◆ **What is needed**:
Report how many lines contain "arrow", with no other words.

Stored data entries
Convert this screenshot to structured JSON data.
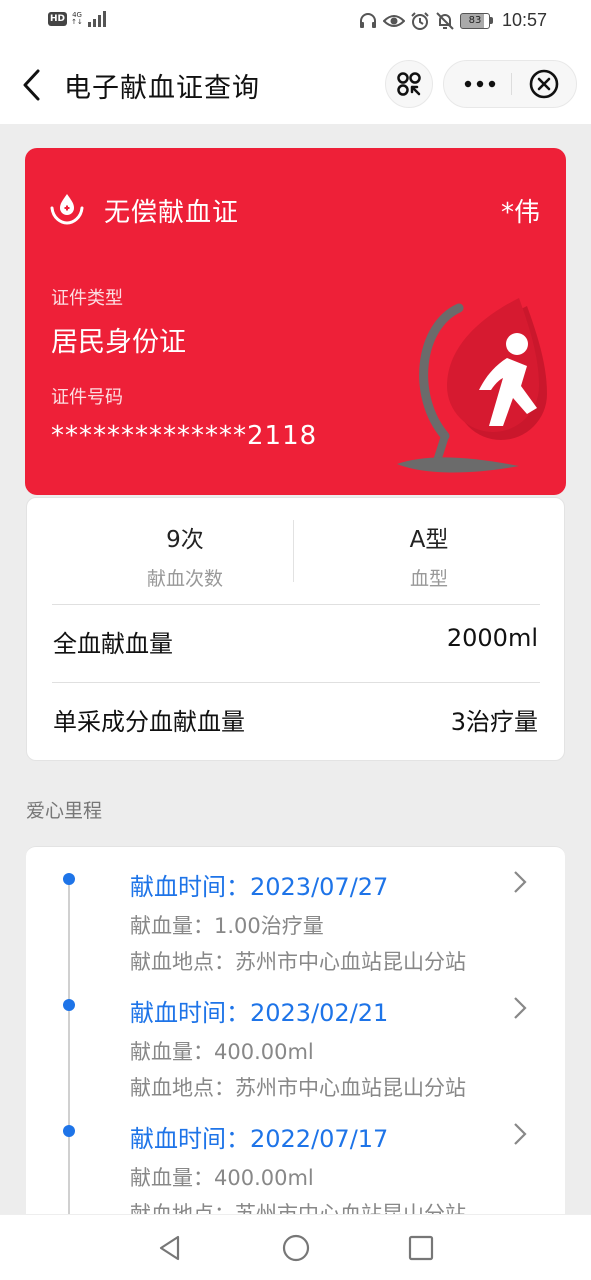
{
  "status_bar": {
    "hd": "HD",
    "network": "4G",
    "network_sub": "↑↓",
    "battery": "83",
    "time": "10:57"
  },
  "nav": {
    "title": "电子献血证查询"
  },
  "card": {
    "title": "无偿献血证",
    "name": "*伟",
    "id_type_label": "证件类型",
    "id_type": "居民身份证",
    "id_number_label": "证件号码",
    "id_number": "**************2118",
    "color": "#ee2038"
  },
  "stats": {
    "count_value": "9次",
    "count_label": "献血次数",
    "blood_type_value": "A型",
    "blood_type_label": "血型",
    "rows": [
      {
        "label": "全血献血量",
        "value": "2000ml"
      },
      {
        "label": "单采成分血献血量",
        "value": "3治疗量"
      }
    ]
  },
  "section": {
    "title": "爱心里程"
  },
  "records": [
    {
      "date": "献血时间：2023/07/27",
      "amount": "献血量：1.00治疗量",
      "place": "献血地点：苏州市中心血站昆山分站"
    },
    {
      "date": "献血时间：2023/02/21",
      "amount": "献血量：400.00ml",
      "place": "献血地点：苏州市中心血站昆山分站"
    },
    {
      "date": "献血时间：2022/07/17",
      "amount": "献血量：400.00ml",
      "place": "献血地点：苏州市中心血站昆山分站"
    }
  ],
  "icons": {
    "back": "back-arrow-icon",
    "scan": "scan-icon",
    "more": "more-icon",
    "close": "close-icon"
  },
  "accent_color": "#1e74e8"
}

---

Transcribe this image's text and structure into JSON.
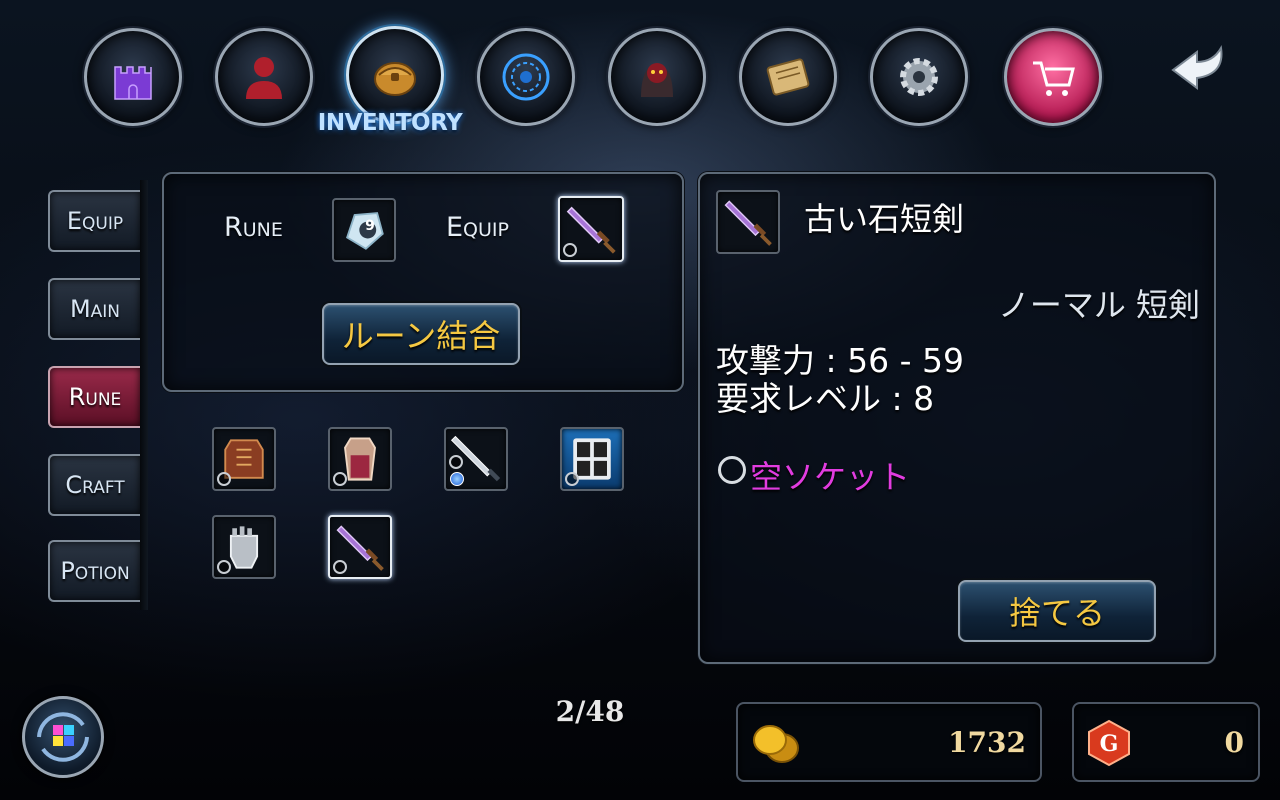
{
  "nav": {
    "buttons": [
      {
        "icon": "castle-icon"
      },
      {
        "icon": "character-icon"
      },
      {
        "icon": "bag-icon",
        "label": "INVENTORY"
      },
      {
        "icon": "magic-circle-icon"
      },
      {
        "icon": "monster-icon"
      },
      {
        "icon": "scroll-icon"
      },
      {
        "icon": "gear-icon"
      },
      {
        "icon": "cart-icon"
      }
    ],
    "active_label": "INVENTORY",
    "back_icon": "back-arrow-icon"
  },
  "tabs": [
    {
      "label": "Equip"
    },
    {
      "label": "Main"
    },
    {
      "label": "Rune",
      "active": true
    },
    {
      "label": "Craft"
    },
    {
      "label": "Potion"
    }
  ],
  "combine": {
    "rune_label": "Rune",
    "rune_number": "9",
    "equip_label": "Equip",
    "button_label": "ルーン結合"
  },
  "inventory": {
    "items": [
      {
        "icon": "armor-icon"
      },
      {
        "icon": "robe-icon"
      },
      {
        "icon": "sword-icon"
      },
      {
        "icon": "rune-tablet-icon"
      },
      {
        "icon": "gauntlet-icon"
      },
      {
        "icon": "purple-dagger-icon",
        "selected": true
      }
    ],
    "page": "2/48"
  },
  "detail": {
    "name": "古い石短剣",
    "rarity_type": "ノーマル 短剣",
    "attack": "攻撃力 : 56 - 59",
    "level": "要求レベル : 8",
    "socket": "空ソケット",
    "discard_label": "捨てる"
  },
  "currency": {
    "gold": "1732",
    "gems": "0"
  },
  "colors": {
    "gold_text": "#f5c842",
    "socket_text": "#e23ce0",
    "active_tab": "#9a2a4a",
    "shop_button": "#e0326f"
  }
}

◆ **Result of this task**:
2